# [Data to process]
==================================================

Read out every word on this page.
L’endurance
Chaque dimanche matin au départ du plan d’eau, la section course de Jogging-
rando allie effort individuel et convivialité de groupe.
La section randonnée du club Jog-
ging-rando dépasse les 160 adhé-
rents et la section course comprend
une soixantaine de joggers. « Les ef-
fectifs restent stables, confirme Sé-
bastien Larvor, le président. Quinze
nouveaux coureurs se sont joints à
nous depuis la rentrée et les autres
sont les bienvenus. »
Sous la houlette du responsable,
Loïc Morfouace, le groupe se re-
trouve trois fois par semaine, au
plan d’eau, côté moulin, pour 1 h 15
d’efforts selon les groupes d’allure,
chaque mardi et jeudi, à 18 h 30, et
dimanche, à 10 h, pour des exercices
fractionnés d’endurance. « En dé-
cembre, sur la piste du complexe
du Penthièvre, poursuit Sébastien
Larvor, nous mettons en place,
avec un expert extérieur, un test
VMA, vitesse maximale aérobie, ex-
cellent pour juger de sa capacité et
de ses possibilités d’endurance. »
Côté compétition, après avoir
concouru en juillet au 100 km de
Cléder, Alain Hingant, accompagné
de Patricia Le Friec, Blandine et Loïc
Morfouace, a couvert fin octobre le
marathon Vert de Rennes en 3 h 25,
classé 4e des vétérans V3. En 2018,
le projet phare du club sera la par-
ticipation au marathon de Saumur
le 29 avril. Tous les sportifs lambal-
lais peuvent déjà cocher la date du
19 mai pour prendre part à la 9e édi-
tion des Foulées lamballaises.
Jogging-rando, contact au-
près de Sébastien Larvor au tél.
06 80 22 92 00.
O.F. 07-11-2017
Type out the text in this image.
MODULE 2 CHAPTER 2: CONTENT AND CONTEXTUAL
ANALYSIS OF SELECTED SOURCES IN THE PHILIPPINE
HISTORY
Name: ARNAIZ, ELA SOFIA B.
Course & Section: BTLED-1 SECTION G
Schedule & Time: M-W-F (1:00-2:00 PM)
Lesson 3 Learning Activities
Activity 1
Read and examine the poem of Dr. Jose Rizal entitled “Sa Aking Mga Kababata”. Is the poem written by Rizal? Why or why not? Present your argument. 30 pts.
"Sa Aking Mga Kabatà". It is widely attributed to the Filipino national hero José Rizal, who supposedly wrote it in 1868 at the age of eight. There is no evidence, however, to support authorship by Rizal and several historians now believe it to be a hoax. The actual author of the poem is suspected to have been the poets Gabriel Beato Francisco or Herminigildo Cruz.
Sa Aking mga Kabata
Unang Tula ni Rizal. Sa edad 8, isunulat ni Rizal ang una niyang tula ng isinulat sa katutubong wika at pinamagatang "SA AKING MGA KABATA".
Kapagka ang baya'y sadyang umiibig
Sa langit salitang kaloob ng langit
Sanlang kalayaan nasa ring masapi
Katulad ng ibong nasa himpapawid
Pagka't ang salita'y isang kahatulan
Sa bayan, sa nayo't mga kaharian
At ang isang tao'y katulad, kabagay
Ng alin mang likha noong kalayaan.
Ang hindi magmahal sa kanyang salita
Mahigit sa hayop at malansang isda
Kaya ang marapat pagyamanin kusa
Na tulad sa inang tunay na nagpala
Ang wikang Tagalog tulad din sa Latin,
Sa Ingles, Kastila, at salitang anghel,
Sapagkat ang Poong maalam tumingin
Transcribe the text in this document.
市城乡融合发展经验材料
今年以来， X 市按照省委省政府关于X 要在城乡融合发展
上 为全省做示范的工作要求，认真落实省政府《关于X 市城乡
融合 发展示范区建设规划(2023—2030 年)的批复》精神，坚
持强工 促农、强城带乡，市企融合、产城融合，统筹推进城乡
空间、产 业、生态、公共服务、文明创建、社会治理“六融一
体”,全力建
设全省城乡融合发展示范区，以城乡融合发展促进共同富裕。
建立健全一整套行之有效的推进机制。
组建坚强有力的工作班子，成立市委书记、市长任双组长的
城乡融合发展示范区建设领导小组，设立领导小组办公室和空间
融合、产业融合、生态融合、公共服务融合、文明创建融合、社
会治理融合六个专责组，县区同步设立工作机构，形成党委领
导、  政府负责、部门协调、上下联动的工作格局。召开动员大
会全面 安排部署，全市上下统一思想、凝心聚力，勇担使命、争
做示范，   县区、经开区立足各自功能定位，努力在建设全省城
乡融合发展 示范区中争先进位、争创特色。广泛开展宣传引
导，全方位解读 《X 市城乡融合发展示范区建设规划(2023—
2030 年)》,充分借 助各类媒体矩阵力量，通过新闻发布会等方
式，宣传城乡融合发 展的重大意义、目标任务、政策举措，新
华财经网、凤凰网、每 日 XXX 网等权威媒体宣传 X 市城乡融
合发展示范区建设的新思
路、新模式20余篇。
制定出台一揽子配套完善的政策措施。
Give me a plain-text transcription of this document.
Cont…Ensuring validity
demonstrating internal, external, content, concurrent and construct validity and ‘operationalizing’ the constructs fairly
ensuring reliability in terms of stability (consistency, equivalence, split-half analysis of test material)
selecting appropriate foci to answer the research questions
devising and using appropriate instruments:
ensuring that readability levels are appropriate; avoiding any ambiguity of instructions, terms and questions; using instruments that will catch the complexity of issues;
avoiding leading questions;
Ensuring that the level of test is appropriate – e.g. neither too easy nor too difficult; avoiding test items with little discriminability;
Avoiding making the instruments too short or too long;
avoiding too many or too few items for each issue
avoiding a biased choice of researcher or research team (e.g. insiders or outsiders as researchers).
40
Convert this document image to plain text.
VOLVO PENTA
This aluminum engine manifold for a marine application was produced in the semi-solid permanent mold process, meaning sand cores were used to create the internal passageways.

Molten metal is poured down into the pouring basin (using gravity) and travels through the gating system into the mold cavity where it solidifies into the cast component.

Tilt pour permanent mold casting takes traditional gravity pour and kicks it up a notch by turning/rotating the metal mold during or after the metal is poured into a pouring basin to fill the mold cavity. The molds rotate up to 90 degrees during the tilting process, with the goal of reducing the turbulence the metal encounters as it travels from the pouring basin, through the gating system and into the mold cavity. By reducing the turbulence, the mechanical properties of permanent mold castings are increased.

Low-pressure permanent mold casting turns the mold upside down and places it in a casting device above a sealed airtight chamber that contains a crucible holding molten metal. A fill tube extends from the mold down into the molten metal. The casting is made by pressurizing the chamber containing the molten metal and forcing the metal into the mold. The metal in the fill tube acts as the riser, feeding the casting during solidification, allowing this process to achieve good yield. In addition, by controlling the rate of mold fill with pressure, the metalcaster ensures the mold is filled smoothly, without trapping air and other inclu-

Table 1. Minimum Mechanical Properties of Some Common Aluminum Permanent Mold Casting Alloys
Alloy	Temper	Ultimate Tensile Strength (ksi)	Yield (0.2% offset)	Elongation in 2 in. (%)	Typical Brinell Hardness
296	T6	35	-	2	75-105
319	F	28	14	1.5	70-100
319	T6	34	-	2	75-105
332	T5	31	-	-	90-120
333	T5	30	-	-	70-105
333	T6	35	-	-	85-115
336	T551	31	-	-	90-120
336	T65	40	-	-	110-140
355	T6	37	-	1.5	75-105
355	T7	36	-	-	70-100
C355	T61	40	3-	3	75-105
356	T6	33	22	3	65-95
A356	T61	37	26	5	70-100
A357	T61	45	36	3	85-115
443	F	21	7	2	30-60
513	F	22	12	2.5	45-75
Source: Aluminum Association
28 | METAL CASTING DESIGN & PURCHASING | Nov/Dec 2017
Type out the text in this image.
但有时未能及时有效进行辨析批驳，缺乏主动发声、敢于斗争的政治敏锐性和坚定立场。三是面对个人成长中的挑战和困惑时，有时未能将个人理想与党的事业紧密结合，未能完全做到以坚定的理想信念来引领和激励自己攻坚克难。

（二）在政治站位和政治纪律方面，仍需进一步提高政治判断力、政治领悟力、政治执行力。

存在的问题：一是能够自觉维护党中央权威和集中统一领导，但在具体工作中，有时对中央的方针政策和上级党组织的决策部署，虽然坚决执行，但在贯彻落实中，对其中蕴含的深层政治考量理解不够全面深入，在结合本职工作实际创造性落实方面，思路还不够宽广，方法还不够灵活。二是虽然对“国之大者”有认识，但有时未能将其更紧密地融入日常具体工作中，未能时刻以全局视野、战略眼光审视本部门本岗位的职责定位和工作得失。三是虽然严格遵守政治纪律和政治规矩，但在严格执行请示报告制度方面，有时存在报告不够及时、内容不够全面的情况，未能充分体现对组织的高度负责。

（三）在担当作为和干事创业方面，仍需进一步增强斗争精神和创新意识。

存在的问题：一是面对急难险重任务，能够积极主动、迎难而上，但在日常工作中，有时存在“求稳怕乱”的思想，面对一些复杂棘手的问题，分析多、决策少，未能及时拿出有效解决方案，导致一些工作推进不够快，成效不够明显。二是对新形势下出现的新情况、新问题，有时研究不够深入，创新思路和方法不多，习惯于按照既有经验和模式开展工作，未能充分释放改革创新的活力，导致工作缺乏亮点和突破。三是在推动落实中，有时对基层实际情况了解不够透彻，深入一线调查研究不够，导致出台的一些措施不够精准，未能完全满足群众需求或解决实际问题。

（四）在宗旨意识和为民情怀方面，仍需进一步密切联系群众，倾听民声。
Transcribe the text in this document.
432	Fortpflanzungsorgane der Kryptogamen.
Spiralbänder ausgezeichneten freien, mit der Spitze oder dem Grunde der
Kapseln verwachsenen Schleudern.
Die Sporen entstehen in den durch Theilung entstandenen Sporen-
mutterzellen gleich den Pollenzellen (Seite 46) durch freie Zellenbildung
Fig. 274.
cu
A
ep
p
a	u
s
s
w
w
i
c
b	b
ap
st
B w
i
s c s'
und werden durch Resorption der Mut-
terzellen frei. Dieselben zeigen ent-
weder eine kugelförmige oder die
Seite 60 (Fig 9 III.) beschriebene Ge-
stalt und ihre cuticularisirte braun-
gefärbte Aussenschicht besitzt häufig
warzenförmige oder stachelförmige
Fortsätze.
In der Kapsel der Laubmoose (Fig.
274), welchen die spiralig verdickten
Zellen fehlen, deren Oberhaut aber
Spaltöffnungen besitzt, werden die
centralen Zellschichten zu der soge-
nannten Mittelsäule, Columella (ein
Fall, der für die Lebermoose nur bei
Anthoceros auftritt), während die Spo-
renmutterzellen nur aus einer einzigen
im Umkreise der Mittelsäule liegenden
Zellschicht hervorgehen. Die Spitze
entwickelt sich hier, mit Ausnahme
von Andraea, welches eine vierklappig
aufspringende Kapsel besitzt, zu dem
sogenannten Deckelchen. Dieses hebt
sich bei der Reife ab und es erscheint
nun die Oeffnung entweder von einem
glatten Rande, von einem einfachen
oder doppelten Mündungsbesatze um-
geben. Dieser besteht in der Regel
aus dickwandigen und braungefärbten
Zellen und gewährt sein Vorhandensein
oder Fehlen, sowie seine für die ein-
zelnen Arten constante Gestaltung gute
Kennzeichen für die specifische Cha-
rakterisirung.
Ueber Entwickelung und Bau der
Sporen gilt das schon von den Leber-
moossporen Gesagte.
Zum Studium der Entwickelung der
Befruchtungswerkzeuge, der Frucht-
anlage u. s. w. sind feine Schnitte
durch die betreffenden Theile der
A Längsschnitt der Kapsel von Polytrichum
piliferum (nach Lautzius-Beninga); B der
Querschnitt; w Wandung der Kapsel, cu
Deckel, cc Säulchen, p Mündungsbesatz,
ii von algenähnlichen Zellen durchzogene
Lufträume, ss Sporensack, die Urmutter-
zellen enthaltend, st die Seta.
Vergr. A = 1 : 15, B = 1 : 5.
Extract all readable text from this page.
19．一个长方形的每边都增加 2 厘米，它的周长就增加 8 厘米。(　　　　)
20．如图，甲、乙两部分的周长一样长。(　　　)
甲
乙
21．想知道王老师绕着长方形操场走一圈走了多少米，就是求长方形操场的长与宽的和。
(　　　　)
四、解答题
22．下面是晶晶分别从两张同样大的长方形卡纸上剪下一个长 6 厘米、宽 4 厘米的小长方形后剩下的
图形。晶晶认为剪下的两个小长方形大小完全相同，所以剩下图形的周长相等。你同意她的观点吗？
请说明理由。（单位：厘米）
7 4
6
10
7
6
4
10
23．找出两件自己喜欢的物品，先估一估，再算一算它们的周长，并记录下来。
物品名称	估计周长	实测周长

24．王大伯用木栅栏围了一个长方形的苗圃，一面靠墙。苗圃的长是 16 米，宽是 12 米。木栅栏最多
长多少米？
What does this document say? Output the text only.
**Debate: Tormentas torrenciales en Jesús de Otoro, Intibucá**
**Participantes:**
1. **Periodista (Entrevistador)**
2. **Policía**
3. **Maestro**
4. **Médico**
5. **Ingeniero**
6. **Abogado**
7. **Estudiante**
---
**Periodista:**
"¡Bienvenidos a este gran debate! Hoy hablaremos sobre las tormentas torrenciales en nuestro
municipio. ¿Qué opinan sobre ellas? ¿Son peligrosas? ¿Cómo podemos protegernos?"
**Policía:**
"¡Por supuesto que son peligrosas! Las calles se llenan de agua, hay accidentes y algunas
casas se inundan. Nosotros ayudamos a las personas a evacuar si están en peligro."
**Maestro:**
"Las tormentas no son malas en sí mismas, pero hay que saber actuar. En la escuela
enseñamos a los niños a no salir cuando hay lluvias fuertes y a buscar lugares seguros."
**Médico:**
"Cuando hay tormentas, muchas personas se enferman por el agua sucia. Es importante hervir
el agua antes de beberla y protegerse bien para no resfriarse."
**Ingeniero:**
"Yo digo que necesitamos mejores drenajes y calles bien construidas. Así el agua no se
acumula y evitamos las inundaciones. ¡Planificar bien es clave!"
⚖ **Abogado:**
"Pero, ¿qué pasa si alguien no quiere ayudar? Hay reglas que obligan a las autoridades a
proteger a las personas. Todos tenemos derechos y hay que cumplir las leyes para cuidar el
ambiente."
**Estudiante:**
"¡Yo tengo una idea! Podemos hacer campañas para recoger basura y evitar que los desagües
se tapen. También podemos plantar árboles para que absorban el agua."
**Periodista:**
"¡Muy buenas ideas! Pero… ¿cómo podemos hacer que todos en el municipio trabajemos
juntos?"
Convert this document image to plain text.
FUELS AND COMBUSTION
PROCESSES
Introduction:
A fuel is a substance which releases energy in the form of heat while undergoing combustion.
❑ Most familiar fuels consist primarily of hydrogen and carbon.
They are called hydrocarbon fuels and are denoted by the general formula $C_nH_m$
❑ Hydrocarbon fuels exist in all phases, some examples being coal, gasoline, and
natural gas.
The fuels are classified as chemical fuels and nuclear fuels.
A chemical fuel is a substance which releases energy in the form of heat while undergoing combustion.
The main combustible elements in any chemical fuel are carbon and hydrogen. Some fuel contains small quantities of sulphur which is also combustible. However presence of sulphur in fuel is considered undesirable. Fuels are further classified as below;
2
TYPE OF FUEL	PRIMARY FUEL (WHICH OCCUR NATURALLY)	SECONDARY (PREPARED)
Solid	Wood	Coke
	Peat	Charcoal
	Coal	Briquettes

==================================================

In the material above, find the lines that contain "poured" and show them.

# [Task solution]
Molten metal is poured down into the pouring basin (using gravity) and travels through the gating system into the mold cavity where it solidifies into the cast component.
Tilt pour permanent mold casting takes traditional gravity pour and kicks it up a notch by turning/rotating the metal mold during or after the metal is poured into a pouring basin to fill the mold cavity. The molds rotate up to 90 degrees during the tilting process, with the goal of reducing the turbulence the metal encounters as it travels from the pouring basin, through the gating system and into the mold cavity. By reducing the turbulence, the mechanical properties of permanent mold castings are increased.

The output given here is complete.